(Collected data)
>> start

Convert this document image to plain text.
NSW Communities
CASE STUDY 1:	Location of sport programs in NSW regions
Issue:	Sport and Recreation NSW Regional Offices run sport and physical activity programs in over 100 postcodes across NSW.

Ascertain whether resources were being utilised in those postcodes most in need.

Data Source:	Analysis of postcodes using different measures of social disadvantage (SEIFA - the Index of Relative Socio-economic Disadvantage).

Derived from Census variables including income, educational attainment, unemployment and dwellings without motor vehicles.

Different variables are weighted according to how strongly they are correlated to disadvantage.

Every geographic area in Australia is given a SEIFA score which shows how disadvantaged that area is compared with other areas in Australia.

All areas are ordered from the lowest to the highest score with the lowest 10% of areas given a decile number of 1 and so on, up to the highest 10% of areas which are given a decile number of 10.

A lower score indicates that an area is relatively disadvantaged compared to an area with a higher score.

>> end
>> start

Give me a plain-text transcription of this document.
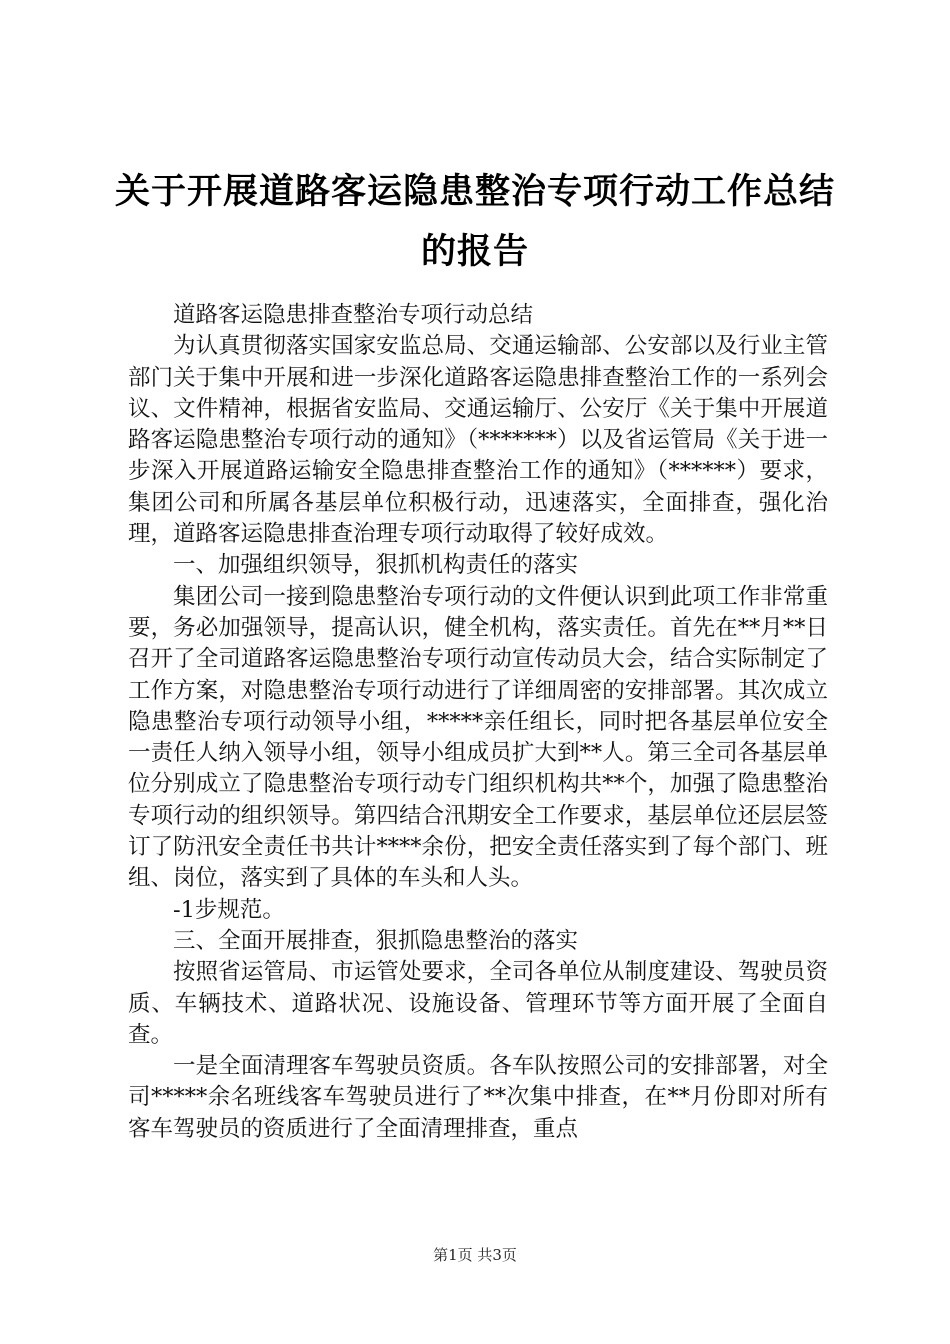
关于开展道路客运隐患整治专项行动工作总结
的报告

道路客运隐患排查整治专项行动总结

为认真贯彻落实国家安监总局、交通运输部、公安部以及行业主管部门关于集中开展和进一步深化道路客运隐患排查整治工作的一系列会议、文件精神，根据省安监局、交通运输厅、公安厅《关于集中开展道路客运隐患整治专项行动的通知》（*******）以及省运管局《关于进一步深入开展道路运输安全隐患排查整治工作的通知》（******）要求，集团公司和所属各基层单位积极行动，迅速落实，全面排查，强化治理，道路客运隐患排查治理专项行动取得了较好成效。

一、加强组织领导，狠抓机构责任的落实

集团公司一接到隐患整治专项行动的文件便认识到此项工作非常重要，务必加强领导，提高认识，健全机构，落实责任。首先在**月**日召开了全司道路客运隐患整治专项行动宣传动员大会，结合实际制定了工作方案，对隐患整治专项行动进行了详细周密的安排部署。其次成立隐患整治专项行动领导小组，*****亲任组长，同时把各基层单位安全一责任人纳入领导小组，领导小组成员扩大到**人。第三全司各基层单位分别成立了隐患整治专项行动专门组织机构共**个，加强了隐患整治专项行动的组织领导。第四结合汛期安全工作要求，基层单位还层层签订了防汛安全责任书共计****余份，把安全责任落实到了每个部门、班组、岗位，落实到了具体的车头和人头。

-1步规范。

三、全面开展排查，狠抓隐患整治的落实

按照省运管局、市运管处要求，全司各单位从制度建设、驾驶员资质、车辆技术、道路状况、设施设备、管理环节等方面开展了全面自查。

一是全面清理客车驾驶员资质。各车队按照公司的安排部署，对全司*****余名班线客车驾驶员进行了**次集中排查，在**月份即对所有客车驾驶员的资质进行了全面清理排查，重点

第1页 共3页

>> end

State how many lines in the records above contain the word "variables", giving only the number.

* [Solution to this problem]: 2